_Work required:_ Look through the lines below and extract any with the word "icon".

-- begin Records to use --

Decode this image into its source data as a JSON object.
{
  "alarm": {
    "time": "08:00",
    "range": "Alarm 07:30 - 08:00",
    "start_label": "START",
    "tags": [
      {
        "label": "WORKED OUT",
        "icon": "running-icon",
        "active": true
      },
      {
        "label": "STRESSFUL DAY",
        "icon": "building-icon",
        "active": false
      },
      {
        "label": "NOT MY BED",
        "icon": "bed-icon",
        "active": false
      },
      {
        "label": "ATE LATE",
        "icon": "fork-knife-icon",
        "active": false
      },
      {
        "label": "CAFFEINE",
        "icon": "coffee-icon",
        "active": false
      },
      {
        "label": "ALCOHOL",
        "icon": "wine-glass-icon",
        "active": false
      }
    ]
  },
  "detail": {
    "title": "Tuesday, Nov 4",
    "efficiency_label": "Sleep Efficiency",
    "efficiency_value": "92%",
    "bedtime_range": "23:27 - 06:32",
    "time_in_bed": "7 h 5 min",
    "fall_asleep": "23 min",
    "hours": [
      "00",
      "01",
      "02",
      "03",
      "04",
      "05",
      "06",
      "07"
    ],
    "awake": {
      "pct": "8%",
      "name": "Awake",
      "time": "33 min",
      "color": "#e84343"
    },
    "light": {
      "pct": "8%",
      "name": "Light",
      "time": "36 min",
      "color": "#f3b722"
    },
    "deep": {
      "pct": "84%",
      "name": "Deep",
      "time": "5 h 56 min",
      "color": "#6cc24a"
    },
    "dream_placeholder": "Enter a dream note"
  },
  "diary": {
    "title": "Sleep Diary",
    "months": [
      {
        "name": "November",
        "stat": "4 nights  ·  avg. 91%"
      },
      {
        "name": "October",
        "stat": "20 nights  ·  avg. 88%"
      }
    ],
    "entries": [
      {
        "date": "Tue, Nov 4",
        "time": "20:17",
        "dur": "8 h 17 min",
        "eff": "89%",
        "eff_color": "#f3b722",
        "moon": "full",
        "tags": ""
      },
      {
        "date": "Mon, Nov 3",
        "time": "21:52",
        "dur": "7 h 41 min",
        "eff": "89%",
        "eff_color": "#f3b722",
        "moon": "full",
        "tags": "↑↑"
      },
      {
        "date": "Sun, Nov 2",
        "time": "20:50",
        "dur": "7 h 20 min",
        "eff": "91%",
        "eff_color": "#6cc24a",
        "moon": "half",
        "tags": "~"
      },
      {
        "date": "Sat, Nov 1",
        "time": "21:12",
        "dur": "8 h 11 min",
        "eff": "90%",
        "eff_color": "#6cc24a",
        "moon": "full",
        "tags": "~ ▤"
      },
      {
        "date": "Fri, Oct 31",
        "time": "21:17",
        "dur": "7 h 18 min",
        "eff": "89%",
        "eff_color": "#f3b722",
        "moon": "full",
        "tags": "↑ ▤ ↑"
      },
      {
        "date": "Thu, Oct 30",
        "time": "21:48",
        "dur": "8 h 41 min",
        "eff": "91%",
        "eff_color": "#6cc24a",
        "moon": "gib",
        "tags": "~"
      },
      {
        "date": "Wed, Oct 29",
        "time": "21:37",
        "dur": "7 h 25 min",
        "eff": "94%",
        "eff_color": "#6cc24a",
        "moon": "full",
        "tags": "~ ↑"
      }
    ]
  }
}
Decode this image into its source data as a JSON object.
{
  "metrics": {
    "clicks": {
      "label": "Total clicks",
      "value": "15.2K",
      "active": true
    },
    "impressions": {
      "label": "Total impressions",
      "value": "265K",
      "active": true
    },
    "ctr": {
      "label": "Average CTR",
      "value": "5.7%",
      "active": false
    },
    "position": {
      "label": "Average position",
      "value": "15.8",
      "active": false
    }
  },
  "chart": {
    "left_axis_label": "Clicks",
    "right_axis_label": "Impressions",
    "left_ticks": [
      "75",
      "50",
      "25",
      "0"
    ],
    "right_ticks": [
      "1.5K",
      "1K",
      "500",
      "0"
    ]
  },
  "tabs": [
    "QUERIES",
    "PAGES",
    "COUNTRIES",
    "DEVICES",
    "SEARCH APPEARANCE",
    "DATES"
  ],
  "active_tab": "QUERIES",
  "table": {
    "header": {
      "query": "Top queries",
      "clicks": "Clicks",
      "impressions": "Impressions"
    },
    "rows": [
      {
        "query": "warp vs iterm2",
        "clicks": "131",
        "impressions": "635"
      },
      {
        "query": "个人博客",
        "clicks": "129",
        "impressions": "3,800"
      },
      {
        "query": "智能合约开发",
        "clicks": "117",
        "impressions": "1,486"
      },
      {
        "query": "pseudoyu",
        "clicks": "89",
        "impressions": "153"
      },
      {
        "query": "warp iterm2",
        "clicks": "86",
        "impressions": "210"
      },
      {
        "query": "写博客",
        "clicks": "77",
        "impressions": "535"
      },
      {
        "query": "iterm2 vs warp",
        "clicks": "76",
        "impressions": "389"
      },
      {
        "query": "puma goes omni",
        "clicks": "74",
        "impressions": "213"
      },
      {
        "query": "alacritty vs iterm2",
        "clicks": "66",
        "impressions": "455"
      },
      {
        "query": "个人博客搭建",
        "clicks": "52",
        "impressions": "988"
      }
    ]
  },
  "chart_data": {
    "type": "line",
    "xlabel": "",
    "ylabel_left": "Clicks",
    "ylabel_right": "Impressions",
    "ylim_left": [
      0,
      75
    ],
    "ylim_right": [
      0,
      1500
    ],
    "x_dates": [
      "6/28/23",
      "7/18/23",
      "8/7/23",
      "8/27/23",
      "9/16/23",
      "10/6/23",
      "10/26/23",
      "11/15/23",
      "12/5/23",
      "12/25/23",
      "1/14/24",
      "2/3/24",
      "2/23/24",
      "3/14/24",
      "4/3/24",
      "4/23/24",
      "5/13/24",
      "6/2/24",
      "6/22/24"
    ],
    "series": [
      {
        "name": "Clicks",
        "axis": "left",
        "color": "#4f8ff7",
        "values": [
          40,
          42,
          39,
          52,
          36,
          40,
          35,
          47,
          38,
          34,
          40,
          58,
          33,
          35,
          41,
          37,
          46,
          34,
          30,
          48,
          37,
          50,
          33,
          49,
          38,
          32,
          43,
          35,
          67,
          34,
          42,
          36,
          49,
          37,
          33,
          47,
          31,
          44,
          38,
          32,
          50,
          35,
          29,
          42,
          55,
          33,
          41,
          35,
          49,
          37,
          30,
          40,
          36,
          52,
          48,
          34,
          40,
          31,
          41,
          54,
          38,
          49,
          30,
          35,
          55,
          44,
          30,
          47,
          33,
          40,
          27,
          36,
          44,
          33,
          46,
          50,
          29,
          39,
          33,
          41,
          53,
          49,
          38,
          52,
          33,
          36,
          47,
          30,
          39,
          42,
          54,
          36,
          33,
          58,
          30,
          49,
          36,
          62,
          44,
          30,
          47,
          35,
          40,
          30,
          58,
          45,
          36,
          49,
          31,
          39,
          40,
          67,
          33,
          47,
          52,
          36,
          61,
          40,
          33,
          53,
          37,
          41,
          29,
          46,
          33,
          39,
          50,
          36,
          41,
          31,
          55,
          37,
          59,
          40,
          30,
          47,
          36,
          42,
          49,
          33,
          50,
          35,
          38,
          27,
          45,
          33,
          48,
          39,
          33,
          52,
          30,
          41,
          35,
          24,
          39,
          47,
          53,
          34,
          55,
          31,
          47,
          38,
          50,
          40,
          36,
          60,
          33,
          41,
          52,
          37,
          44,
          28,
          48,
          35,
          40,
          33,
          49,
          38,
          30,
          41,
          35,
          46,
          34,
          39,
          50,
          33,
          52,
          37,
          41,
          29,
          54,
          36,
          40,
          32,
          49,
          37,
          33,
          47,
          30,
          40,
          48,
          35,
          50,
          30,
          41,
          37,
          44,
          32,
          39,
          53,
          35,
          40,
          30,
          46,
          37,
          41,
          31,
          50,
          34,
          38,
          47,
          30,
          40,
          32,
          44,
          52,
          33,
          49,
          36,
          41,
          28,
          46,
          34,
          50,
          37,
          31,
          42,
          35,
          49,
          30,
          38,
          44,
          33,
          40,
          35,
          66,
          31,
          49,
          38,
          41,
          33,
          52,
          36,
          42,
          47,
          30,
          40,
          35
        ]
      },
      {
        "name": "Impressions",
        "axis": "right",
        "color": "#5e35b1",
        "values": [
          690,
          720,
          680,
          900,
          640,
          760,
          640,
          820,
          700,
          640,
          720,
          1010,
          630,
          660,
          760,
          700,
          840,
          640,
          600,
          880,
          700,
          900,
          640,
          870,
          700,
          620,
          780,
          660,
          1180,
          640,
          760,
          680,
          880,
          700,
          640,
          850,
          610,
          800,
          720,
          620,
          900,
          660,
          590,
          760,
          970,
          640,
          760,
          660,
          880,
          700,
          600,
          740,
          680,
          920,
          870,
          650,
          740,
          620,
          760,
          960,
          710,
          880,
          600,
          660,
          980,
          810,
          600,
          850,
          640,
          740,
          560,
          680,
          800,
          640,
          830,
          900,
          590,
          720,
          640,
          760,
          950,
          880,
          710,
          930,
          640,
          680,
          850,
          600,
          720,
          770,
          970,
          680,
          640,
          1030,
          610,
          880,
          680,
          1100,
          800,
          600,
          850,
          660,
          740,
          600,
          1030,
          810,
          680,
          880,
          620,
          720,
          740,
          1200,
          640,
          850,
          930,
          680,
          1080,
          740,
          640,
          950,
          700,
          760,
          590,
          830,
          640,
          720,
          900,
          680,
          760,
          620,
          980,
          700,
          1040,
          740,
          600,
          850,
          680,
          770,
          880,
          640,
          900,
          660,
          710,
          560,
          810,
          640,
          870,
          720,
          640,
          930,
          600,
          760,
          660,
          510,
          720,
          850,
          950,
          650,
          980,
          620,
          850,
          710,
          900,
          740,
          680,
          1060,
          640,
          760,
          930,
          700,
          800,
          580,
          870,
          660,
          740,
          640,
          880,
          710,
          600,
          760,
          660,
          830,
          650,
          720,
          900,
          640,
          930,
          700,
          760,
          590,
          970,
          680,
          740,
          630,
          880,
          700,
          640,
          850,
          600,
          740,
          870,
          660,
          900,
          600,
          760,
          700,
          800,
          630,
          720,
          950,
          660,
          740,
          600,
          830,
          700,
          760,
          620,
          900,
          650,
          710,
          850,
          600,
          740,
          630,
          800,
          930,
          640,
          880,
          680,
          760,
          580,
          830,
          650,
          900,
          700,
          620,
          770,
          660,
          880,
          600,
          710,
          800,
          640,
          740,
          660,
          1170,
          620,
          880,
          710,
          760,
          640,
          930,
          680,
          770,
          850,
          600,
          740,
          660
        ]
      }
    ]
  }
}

-- end Records to use --

_Output:_
        "icon": "running-icon",
        "icon": "building-icon",
        "icon": "bed-icon",
        "icon": "fork-knife-icon",
        "icon": "coffee-icon",
        "icon": "wine-glass-icon",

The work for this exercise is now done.